• _REQUIRED TASK_: Repeat the data lines verbatim, starting with the line that contains "toolbar-item-label: 下一页 <box>1918" and going on through the line that contains "toolbar-item-curtain[interactable]: 幕布 <box>1904", including both of those lines.

[Region boundary data]
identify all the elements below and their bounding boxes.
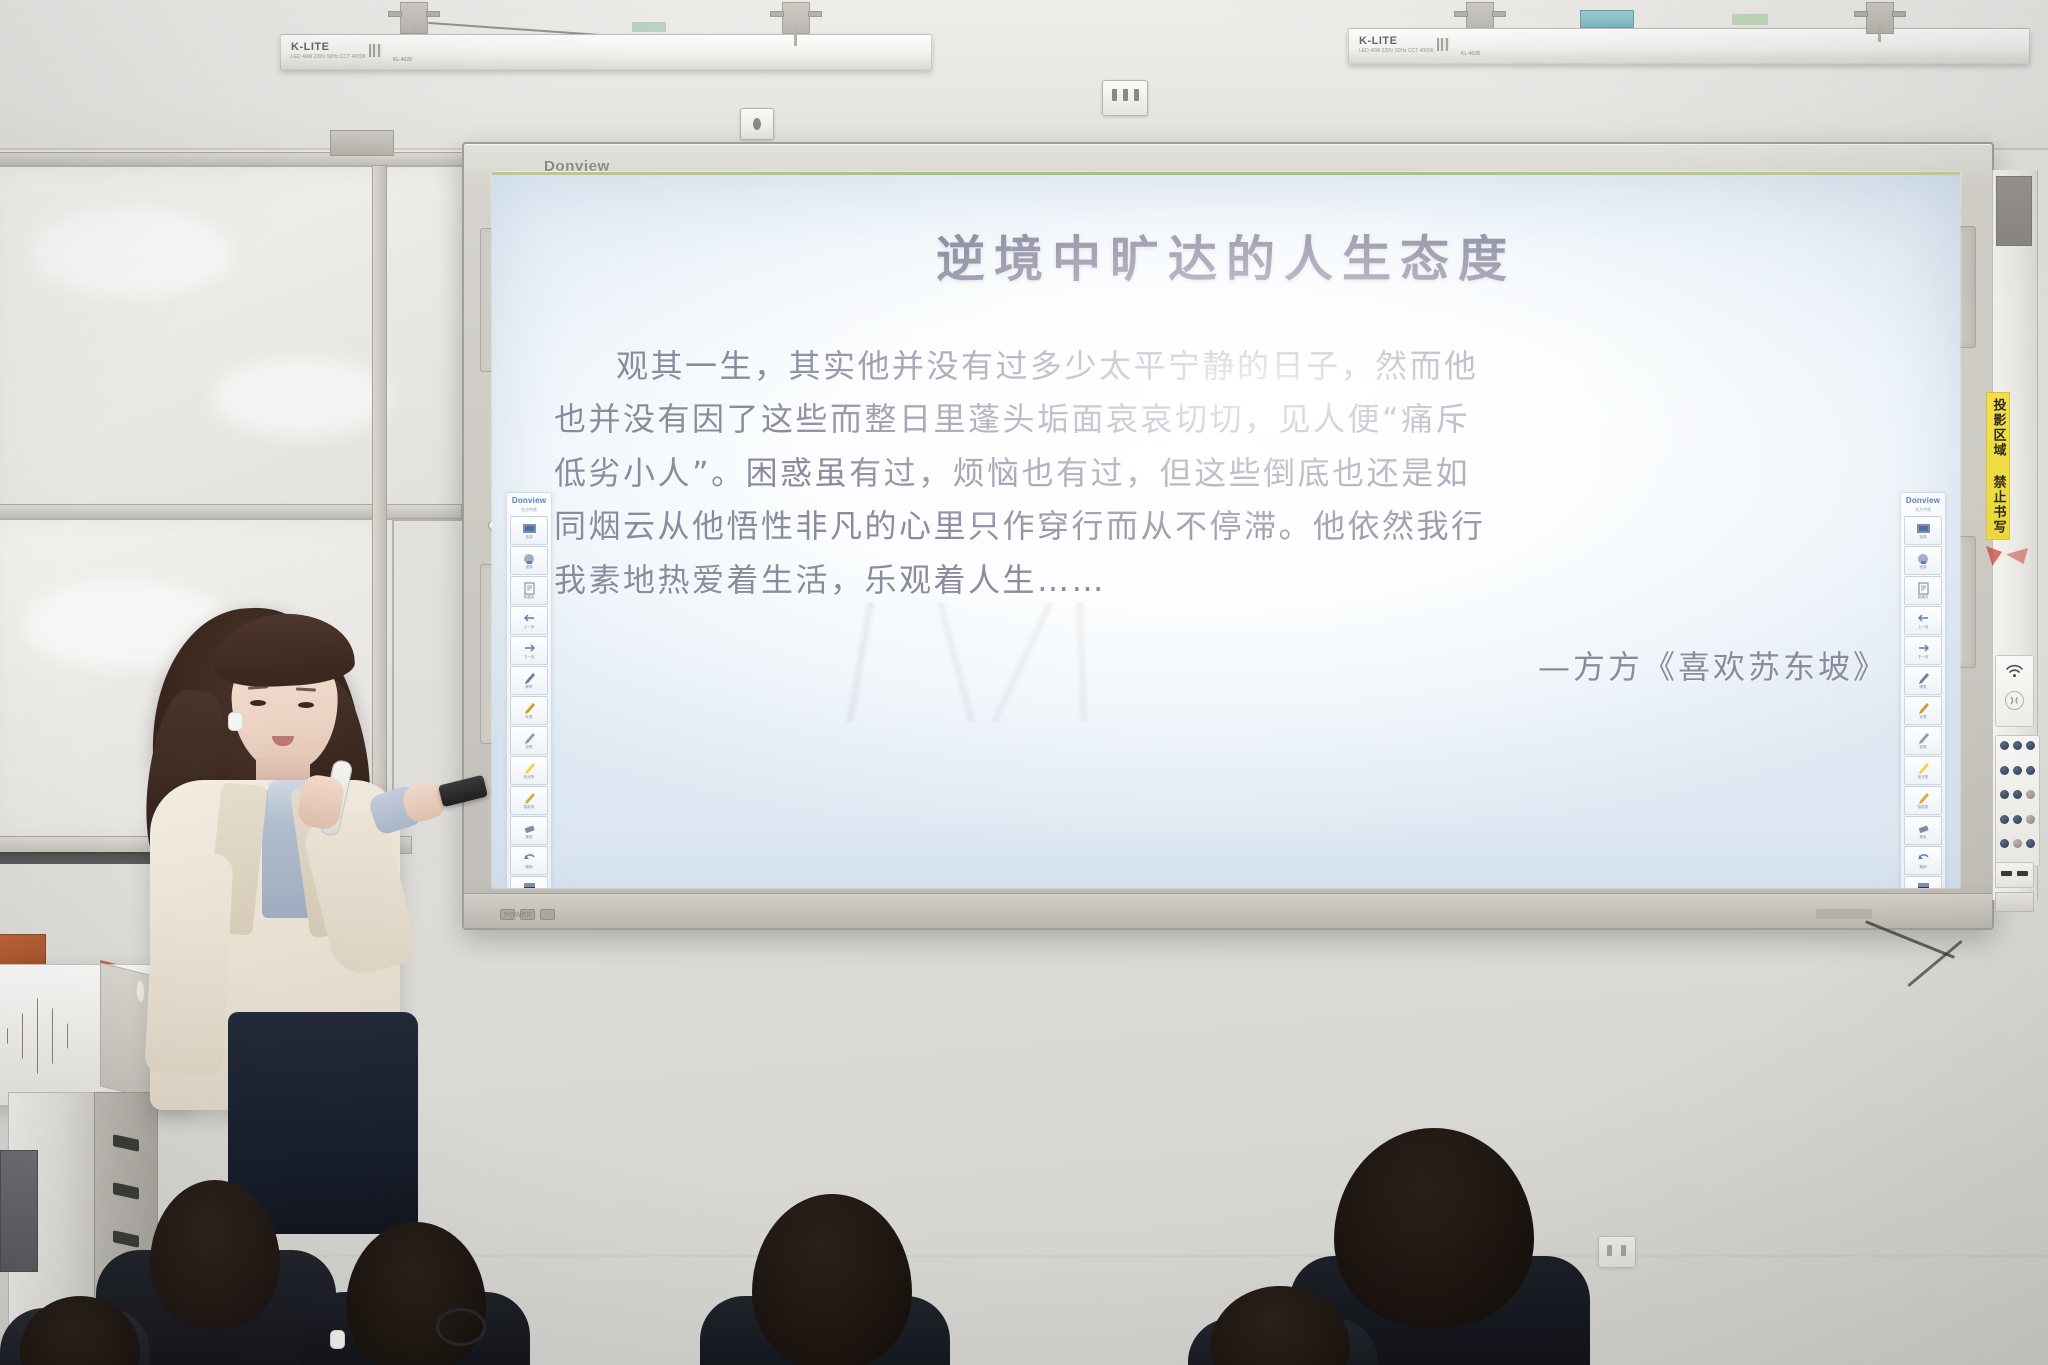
toolbar-item-label: 下一页 <box>1918 656 1929 660</box>
toolbar-item-label: 荧光笔 <box>524 776 535 780</box>
toolbar-item-label: 上一页 <box>524 626 535 630</box>
projection-screen[interactable]: 逆境中旷达的人生态度 观其一生，其实他并没有过多少太平宁静的日子，然而他 也并没… <box>492 172 1960 888</box>
toolbar-item-curtain[interactable]: 幕布 <box>1904 876 1942 888</box>
toolbar-item-eraser[interactable]: 橡皮 <box>510 816 548 845</box>
podium-equipment-panel[interactable] <box>0 1150 38 1272</box>
hand-icon <box>522 552 537 565</box>
screen-accent-line <box>492 172 1960 175</box>
slide-body-text: 观其一生，其实他并没有过多少太平宁静的日子，然而他 也并没有因了这些而整日里蓬头… <box>554 340 1920 607</box>
light-brand-label: K-LITE <box>291 41 329 53</box>
toolbar-logo-sub: 东方中原 <box>1915 507 1931 513</box>
toolbar-item-label: 撤销 <box>525 866 532 870</box>
toolbar-logo: Donview <box>1906 496 1940 505</box>
toolbar-item-hand[interactable]: 漫游 <box>510 546 548 575</box>
arrow-right-icon <box>522 642 537 655</box>
slide-body-line: 观其一生，其实他并没有过多少太平宁静的日子，然而他 <box>554 340 1920 393</box>
toolbar-item-highlighter[interactable]: 荧光笔 <box>1904 756 1942 785</box>
slide-body-line: 低劣小人”。困惑虽有过，烦恼也有过，但这些倒底也还是如 <box>554 447 1920 500</box>
toolbar-item-hand[interactable]: 漫游 <box>1904 546 1942 575</box>
whiteboard-power-label: POWER <box>504 912 532 919</box>
wall-panel-key[interactable] <box>2000 815 2009 824</box>
nfc-icon <box>2004 690 2025 711</box>
toolbar-logo: Donview <box>512 496 546 505</box>
qr-code-icon <box>1437 38 1450 51</box>
wall-panel-key[interactable] <box>2026 815 2035 824</box>
curtain-icon <box>522 882 537 888</box>
new-page-icon <box>522 582 537 595</box>
toolbar-item-arrow-right[interactable]: 下一页 <box>1904 636 1942 665</box>
wall-panel-reader[interactable] <box>1995 655 2034 727</box>
wall-panel-footer-strip <box>1995 892 2034 912</box>
slide-attribution: —方方《喜欢苏东坡》 <box>1538 642 1888 688</box>
wall-panel-key[interactable] <box>2013 766 2022 775</box>
toolbar-item-label: 荧光笔 <box>1918 776 1929 780</box>
toolbar-item-label: 上一页 <box>1918 626 1929 630</box>
smart-pen-icon <box>522 792 537 805</box>
toolbar-item-undo[interactable]: 撤销 <box>1904 846 1942 875</box>
wall-panel-key[interactable] <box>2013 741 2022 750</box>
control-column-dark-inset <box>1996 176 2032 246</box>
wall-panel-ports[interactable] <box>1995 862 2034 888</box>
toolbar-item-pencil[interactable]: 铅笔 <box>1904 726 1942 755</box>
glasses <box>436 1308 486 1346</box>
hand-icon <box>1916 552 1931 565</box>
arrow-right-icon <box>1916 642 1931 655</box>
toolbar-item-new-page[interactable]: 新建页 <box>1904 576 1942 605</box>
pen-icon <box>1916 672 1931 685</box>
brush-icon <box>522 702 537 715</box>
light-brand-label: K-LITE <box>1359 35 1397 47</box>
toolbar-item-smart-pen[interactable]: 智能笔 <box>1904 786 1942 815</box>
wall-panel-key[interactable] <box>2000 839 2009 848</box>
wall-panel-key[interactable] <box>2013 815 2022 824</box>
slide-title: 逆境中旷达的人生态度 <box>492 220 1960 291</box>
wifi-icon <box>2005 664 2024 678</box>
wall-panel-key[interactable] <box>2026 839 2035 848</box>
toolbar-item-label: 硬笔 <box>1919 686 1926 690</box>
ceiling-light-fixture: K-LITE LED 40W 220V 50Hz CCT 4000K KL-40… <box>280 34 932 70</box>
undo-icon <box>522 852 537 865</box>
wall-panel-key[interactable] <box>2026 790 2035 799</box>
toolbar-item-label: 智能笔 <box>524 806 535 810</box>
light-model-code: KL-4028 <box>1461 51 1480 57</box>
toolbar-item-label: 硬笔 <box>525 686 532 690</box>
toolbar-item-select[interactable]: 选择 <box>510 516 548 545</box>
toolbar-item-label: 铅笔 <box>525 746 532 750</box>
toolbar-item-label: 漫游 <box>525 566 532 570</box>
slide-body-line: 也并没有因了这些而整日里蓬头垢面哀哀切切，见人便“痛斥 <box>554 393 1920 446</box>
wall-panel-keypad[interactable] <box>1995 735 2040 867</box>
toolbar-item-label: 下一页 <box>524 656 535 660</box>
toolbar-item-smart-pen[interactable]: 智能笔 <box>510 786 548 815</box>
green-ceiling-marker <box>1732 14 1768 25</box>
curtain-icon <box>1916 882 1931 888</box>
undo-icon <box>1916 852 1931 865</box>
pencil-icon <box>522 732 537 745</box>
qr-code-icon <box>369 44 382 57</box>
highlighter-icon <box>1916 762 1931 775</box>
wall-panel-key[interactable] <box>2013 839 2022 848</box>
highlighter-icon <box>522 762 537 775</box>
toolbar-item-label: 选择 <box>1919 536 1926 540</box>
eraser-icon <box>522 822 537 835</box>
toolbar-item-brush[interactable]: 毛笔 <box>510 696 548 725</box>
toolbar-item-undo[interactable]: 撤销 <box>510 846 548 875</box>
toolbar-item-pencil[interactable]: 铅笔 <box>510 726 548 755</box>
toolbar-item-label: 橡皮 <box>525 836 532 840</box>
light-mount-stem <box>794 28 797 46</box>
toolbar-item-label: 漫游 <box>1919 566 1926 570</box>
slide-body-line: 同烟云从他悟性非凡的心里只作穿行而从不停滞。他依然我行 <box>554 500 1920 553</box>
brush-icon <box>1916 702 1931 715</box>
toolbar-item-arrow-right[interactable]: 下一页 <box>510 636 548 665</box>
select-icon <box>522 522 537 535</box>
toolbar-item-label: 选择 <box>525 536 532 540</box>
toolbar-item-label: 新建页 <box>524 596 535 600</box>
teal-ceiling-marker <box>1580 10 1634 28</box>
toolbar-item-label: 毛笔 <box>525 716 532 720</box>
toolbar-item-label: 橡皮 <box>1919 836 1926 840</box>
light-mount-stem <box>1878 26 1881 42</box>
toolbar-item-arrow-left[interactable]: 上一页 <box>1904 606 1942 635</box>
arm-left <box>144 850 234 1076</box>
classroom-photo: K-LITE LED 40W 220V 50Hz CCT 4000K KL-40… <box>0 0 2048 1365</box>
toolbar-item-curtain[interactable]: 幕布 <box>510 876 548 888</box>
whiteboard-vent <box>1816 909 1872 919</box>
wall-panel-key[interactable] <box>2026 741 2035 750</box>
sliding-chalkboard-upper[interactable] <box>0 165 464 521</box>
light-spec-text: LED 40W 220V 50Hz CCT 4000K <box>291 54 366 60</box>
whiteboard-toolbar-right[interactable]: Donview 东方中原 选择漫游新建页上一页下一页硬笔毛笔铅笔荧光笔智能笔橡皮… <box>1900 492 1946 888</box>
toolbar-logo-sub: 东方中原 <box>521 507 537 513</box>
eye <box>250 700 266 706</box>
wall-panel-key[interactable] <box>2000 790 2009 799</box>
wall-panel-key[interactable] <box>2013 790 2022 799</box>
toolbar-item-eraser[interactable]: 橡皮 <box>1904 816 1942 845</box>
green-ceiling-marker <box>632 22 666 32</box>
slide-body-line: 我素地热爱着生活，乐观着人生…… <box>554 554 1920 607</box>
toolbar-item-new-page[interactable]: 新建页 <box>510 576 548 605</box>
chalkboard-track-bracket <box>330 130 394 156</box>
ceiling-light-fixture: K-LITE LED 40W 220V 50Hz CCT 4000K KL-40… <box>1348 28 2030 64</box>
wall-panel-key[interactable] <box>2000 741 2009 750</box>
select-icon <box>1916 522 1931 535</box>
wall-panel-key[interactable] <box>2026 766 2035 775</box>
power-outlet-lower[interactable] <box>1598 1236 1636 1268</box>
toolbar-item-label: 撤销 <box>1919 866 1926 870</box>
toolbar-item-label: 新建页 <box>1918 596 1929 600</box>
toolbar-item-highlighter[interactable]: 荧光笔 <box>510 756 548 785</box>
eraser-icon <box>1916 822 1931 835</box>
toolbar-item-pen[interactable]: 硬笔 <box>510 666 548 695</box>
arrow-left-icon <box>1916 612 1931 625</box>
toolbar-item-pen[interactable]: 硬笔 <box>1904 666 1942 695</box>
toolbar-item-label: 铅笔 <box>1919 746 1926 750</box>
toolbar-item-arrow-left[interactable]: 上一页 <box>510 606 548 635</box>
toolbar-item-select[interactable]: 选择 <box>1904 516 1942 545</box>
chalk-residue-marks <box>672 602 1292 722</box>
new-page-icon <box>1916 582 1931 595</box>
eye <box>298 702 314 708</box>
pen-icon <box>522 672 537 685</box>
light-spec-text: LED 40W 220V 50Hz CCT 4000K <box>1359 48 1434 54</box>
earphone <box>330 1330 345 1349</box>
toolbar-item-label: 智能笔 <box>1918 806 1929 810</box>
earphone <box>228 712 243 731</box>
arrow-left-icon <box>522 612 537 625</box>
whiteboard-button[interactable] <box>540 909 555 920</box>
power-outlet[interactable] <box>1102 80 1148 116</box>
chalkboard-mid-frame <box>0 504 462 519</box>
toolbar-item-brush[interactable]: 毛笔 <box>1904 696 1942 725</box>
wall-panel-key[interactable] <box>2000 766 2009 775</box>
projection-warning-label: 投影区域 禁止书写 <box>1986 392 2010 540</box>
whiteboard-toolbar-left[interactable]: Donview 东方中原 选择漫游新建页上一页下一页硬笔毛笔铅笔荧光笔智能笔橡皮… <box>506 492 552 888</box>
junction-box <box>740 108 774 140</box>
toolbar-item-label: 毛笔 <box>1919 716 1926 720</box>
light-model-code: KL-4028 <box>393 57 412 63</box>
whiteboard-bottom-bezel: POWER <box>464 893 1992 928</box>
pencil-icon <box>1916 732 1931 745</box>
smart-pen-icon <box>1916 792 1931 805</box>
chalkboard-right-rail <box>372 165 387 841</box>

• _EXERCISE RESPONSE_:
toolbar-item-label: 下一页 <box>1918 656 1929 660</box>
toolbar-item-label: 荧光笔 <box>524 776 535 780</box>
toolbar-item-label: 上一页 <box>524 626 535 630</box>
projection-screen[interactable]: 逆境中旷达的人生态度 观其一生，其实他并没有过多少太平宁静的日子，然而他 也并没… <box>492 172 1960 888</box>
toolbar-item-curtain[interactable]: 幕布 <box>1904 876 1942 888</box>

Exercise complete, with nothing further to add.